▶ _Instructions for the task_
Retype all of the listing exactly, passing over any picture you find.

──────── Exercise inputs

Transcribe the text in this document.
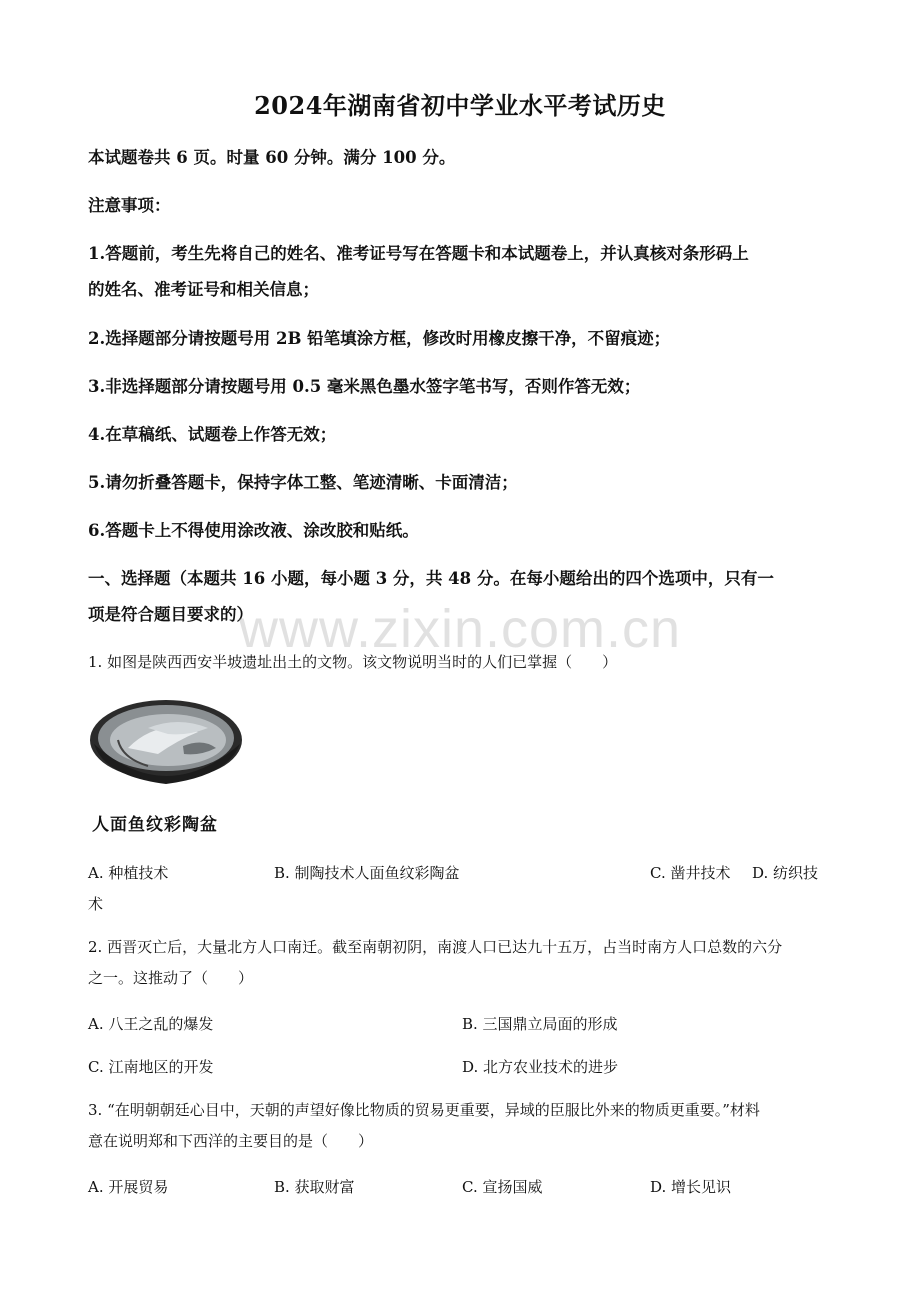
2024年湖南省初中学业水平考试历史
本试题卷共 6 页。时量 60 分钟。满分 100 分。
注意事项：
1.答题前，考生先将自己的姓名、准考证号写在答题卡和本试题卷上，并认真核对条形码上
的姓名、准考证号和相关信息；
2.选择题部分请按题号用 2B 铅笔填涂方框，修改时用橡皮擦干净，不留痕迹；
3.非选择题部分请按题号用 0.5 毫米黑色墨水签字笔书写，否则作答无效；
4.在草稿纸、试题卷上作答无效；
5.请勿折叠答题卡，保持字体工整、笔迹清晰、卡面清洁；
6.答题卡上不得使用涂改液、涂改胶和贴纸。
一、选择题（本题共 16 小题，每小题 3 分，共 48 分。在每小题给出的四个选项中，只有一
项是符合题目要求的）
www.zixin.com.cn
1. 如图是陕西西安半坡遗址出土的文物。该文物说明当时的人们已掌握（　　）
人面鱼纹彩陶盆
A. 种植技术	B. 制陶技术人面鱼纹彩陶盆	C. 凿井技术 D. 纺织技
术
2. 西晋灭亡后，大量北方人口南迁。截至南朝初阴，南渡人口已达九十五万，占当时南方人口总数的六分
之一。这推动了（　　）
A. 八王之乱的爆发	B. 三国鼎立局面的形成
C. 江南地区的开发	D. 北方农业技术的进步
3. “在明朝朝廷心目中，天朝的声望好像比物质的贸易更重要，异域的臣服比外来的物质更重要。”材料
意在说明郑和下西洋的主要目的是（　　）
A. 开展贸易	B. 获取财富	C. 宣扬国威	D. 增长见识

────────────────

▶ _Solution to this problem_
Transcribe the text in this document.
2024年湖南省初中学业水平考试历史
本试题卷共 6 页。时量 60 分钟。满分 100 分。
注意事项：
1.答题前，考生先将自己的姓名、准考证号写在答题卡和本试题卷上，并认真核对条形码上
的姓名、准考证号和相关信息；
2.选择题部分请按题号用 2B 铅笔填涂方框，修改时用橡皮擦干净，不留痕迹；
3.非选择题部分请按题号用 0.5 毫米黑色墨水签字笔书写，否则作答无效；
4.在草稿纸、试题卷上作答无效；
5.请勿折叠答题卡，保持字体工整、笔迹清晰、卡面清洁；
6.答题卡上不得使用涂改液、涂改胶和贴纸。
一、选择题（本题共 16 小题，每小题 3 分，共 48 分。在每小题给出的四个选项中，只有一
项是符合题目要求的）
www.zixin.com.cn
1. 如图是陕西西安半坡遗址出土的文物。该文物说明当时的人们已掌握（　　）
人面鱼纹彩陶盆
A. 种植技术	B. 制陶技术人面鱼纹彩陶盆	C. 凿井技术 D. 纺织技
术
2. 西晋灭亡后，大量北方人口南迁。截至南朝初阴，南渡人口已达九十五万，占当时南方人口总数的六分
之一。这推动了（　　）
A. 八王之乱的爆发	B. 三国鼎立局面的形成
C. 江南地区的开发	D. 北方农业技术的进步
3. “在明朝朝廷心目中，天朝的声望好像比物质的贸易更重要，异域的臣服比外来的物质更重要。”材料
意在说明郑和下西洋的主要目的是（　　）
A. 开展贸易	B. 获取财富	C. 宣扬国威	D. 增长见识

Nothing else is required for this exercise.